Then the prosecuting barrister asks the police officer in the case to visit her at home to discuss his evidence about injuries to the defendant. The defendant’s wife appears to have been invited as well. I know she is an important character in the plot, but surely a little more thought might have dealt with this issue in a more realistic way. Then she discusses with them the injuries and tells them they need to find a good reason for the assault on a prisoner. No decent lawyer would do that; she was almost telling them what to say
In the trial process, prosecuting counsel would not refer to the confession in opening the case to the jury and arguments around the issue of admissibility of a confession are made in the absence of the jury. Defence counsel did quote the correct sections of the Police and Criminal Evidence Act, but that was the only bit that was right. Surely it would have been just as dramatic to have the legal argument in the courtroom and then switch to the family outside in the waiting area worrying about what was going on.

■ Extracted information

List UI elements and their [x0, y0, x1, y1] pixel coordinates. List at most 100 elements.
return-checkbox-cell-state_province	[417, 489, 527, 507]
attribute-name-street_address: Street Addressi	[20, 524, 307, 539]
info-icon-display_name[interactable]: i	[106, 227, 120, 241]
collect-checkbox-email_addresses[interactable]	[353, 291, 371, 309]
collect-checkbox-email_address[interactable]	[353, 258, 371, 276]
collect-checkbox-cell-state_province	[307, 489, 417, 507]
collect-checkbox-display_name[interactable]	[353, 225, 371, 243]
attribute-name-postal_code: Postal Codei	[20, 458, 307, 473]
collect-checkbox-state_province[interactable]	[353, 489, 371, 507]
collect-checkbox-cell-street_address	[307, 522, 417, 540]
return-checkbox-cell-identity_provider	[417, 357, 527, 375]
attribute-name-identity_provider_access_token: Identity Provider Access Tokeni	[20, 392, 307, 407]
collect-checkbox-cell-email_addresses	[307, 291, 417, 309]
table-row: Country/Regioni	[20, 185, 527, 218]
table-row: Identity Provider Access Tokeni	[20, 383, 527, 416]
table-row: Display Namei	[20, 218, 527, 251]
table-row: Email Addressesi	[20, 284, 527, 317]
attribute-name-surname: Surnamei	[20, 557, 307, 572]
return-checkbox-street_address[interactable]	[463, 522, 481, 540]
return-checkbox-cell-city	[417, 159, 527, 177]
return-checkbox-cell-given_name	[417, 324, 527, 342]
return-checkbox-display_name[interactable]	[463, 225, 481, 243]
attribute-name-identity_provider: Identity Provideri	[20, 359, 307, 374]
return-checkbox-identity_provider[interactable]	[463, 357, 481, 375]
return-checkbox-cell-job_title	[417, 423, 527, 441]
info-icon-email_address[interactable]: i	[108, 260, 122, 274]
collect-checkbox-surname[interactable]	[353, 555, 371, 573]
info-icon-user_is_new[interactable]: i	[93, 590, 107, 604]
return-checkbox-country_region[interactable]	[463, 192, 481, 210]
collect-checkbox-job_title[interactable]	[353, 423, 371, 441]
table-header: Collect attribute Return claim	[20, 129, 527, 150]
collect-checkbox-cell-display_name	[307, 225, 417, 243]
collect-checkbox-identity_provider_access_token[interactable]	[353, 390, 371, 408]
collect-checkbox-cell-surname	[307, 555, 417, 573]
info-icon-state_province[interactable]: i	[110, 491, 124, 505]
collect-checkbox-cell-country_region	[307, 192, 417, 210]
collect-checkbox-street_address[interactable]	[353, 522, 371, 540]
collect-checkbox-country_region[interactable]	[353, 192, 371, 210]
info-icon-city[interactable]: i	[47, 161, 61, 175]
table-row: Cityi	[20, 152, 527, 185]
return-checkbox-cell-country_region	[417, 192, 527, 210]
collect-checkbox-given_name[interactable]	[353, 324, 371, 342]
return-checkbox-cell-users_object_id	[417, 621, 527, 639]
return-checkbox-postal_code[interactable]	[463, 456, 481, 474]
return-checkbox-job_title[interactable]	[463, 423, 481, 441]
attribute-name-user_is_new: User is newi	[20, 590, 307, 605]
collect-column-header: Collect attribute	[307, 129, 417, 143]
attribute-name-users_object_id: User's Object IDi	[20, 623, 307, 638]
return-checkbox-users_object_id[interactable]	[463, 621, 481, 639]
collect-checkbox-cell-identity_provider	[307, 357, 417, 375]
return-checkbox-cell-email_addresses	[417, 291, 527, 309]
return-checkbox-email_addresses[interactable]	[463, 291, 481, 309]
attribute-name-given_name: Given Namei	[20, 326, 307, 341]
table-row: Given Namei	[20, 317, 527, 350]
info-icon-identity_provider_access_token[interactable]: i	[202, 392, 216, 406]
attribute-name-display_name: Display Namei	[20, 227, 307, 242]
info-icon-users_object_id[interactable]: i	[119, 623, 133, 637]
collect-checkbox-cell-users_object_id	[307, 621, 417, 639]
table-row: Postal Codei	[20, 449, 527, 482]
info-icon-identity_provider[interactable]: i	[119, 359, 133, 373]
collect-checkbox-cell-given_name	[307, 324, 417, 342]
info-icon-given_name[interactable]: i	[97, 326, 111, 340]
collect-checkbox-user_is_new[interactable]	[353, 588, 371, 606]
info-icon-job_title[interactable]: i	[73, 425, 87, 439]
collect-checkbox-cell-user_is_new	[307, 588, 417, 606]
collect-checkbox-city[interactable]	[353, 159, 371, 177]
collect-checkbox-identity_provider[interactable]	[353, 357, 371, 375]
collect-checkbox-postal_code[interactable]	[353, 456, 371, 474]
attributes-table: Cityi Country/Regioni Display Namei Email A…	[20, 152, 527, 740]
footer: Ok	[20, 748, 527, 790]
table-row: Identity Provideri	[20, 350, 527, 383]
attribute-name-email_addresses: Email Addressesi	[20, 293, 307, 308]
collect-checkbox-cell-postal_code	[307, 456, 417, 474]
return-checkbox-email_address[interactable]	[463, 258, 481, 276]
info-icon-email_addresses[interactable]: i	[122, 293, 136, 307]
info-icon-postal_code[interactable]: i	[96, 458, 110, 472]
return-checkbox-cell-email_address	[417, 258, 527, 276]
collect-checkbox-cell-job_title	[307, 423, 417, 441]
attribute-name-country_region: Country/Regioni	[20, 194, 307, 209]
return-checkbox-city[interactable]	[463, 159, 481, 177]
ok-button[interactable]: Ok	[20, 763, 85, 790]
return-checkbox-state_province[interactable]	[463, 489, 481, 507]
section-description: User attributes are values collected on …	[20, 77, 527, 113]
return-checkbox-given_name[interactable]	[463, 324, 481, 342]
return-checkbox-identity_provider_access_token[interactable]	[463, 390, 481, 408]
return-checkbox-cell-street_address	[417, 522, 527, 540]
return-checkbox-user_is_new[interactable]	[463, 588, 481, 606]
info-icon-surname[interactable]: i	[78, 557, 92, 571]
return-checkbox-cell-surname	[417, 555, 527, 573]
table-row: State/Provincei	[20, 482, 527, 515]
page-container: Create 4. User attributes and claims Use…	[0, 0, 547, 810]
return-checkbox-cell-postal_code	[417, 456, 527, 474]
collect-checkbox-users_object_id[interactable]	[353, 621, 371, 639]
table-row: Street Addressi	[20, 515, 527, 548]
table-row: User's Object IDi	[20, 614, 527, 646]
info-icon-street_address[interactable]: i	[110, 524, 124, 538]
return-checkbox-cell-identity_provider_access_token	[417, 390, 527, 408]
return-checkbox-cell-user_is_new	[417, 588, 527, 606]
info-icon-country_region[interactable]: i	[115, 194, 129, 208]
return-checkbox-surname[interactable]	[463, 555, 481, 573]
* * *
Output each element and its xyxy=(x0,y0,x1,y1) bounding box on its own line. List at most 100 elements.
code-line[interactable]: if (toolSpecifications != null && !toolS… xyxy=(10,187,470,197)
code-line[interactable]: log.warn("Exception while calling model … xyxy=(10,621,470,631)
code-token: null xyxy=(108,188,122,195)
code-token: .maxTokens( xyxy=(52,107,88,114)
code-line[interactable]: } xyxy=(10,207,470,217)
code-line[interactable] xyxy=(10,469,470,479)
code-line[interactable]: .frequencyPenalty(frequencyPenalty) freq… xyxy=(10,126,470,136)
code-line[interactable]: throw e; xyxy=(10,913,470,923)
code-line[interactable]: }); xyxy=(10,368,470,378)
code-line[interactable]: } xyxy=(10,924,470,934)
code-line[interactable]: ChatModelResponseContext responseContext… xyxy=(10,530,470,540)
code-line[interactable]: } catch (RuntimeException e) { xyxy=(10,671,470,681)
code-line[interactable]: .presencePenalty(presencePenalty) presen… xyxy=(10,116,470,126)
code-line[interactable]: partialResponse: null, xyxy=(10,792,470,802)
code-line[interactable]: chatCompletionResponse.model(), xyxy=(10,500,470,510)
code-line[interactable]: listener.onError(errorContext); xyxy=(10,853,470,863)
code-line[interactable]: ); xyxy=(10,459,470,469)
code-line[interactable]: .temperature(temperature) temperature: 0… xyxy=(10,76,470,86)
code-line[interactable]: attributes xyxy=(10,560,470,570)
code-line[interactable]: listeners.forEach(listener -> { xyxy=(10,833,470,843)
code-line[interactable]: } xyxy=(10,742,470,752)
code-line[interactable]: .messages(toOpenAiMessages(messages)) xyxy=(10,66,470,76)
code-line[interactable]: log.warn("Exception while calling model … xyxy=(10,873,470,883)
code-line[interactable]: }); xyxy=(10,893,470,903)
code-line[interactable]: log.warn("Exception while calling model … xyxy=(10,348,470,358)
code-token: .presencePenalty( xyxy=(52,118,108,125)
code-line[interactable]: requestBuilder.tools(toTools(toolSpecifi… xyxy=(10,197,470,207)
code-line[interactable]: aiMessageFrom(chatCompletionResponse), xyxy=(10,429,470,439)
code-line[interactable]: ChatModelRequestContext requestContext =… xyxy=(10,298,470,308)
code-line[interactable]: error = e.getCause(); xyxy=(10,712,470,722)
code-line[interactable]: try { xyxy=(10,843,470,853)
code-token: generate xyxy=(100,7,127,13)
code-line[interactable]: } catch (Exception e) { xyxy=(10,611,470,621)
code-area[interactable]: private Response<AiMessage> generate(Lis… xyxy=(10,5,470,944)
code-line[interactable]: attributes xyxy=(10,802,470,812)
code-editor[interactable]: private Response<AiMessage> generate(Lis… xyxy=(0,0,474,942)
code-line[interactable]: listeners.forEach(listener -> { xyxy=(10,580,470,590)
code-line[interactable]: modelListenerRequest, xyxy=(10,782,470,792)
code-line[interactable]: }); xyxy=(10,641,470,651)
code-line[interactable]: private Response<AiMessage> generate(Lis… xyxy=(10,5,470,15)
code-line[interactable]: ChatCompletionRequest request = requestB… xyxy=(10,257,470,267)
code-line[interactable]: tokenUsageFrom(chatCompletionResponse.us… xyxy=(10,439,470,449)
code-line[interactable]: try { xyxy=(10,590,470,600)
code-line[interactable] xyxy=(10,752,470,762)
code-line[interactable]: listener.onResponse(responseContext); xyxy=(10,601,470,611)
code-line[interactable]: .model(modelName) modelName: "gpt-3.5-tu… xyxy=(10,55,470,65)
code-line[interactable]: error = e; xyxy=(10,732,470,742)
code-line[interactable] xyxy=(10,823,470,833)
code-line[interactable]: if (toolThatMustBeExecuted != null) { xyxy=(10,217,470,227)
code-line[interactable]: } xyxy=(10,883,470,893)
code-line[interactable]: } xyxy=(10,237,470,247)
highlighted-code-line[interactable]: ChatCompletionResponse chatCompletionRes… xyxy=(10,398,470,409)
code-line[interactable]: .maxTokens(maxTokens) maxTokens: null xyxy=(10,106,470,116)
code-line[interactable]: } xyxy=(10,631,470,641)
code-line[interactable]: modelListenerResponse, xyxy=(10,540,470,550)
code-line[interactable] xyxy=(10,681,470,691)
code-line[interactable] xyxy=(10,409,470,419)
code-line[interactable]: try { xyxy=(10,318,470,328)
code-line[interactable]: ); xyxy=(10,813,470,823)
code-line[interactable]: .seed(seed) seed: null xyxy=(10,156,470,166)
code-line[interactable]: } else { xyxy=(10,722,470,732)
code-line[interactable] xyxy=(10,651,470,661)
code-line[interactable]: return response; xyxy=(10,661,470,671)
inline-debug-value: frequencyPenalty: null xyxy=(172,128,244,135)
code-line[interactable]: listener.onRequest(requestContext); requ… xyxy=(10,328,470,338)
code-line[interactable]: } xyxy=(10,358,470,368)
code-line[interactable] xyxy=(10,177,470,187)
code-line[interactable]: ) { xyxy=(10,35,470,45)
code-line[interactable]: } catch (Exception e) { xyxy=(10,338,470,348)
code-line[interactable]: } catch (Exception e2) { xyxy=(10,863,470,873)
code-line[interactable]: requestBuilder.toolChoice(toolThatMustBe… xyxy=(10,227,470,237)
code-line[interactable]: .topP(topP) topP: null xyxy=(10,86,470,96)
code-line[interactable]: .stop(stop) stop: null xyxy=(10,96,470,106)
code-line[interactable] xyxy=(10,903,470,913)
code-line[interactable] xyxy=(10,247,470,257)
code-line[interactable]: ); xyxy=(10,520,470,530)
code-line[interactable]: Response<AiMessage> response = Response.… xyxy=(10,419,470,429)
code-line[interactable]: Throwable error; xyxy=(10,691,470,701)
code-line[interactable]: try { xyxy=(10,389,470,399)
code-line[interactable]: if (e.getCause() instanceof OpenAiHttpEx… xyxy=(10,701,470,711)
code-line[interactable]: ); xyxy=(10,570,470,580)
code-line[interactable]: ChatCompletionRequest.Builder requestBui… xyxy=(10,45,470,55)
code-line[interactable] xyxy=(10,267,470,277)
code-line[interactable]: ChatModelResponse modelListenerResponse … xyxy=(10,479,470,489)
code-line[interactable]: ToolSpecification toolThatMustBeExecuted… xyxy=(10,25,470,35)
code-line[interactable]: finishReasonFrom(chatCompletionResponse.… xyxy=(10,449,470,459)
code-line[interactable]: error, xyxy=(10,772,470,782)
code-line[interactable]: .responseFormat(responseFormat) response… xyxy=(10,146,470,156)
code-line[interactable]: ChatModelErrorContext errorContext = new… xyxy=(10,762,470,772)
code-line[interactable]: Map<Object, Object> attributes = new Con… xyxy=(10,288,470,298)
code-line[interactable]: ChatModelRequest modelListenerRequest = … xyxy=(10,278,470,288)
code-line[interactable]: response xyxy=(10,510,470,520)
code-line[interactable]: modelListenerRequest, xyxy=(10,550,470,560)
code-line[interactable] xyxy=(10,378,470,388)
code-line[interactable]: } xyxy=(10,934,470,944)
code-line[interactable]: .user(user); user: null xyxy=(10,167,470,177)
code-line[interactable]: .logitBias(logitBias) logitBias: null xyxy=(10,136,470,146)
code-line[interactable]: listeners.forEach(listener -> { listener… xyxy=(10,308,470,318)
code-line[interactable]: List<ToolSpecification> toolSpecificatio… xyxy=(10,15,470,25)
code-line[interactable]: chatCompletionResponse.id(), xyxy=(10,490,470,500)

■ Set exercise A
Pull out every line of the listing that contains the string "private".
■ Set exercise B
Write what comes next in the passage criticizing the legal drama's inaccuracies, starting after its final sentence.
The passage and the listing come from unrelated sources.

■ Exercise output A
code-area[interactable]: private Response<AiMessage> generate(Lis… xyxy=(10,5,470,944)
code-editor[interactable]: private Response<AiMessage> generate(Lis… xyxy=(0,0,474,942)
code-line[interactable]: private Response<AiMessage> generate(Lis… xyxy=(10,5,470,15)

■ Exercise output B
My main complaint is the idea that the prosecuting barrister is the bereaved family’s lawyer. Criminal Prosecution are taken on behalf of the state, ‘Regina v Miller,’ not the victim or their relatives. The way it has been portrayed is misleading to ordinary members of the public who may be involved as witnesses or where a family member is a victim of crime. Writers of popular series have in my view a responsibility to ensure viewers are not given a totally misleading impression of the way something as important as the criminal justice system works.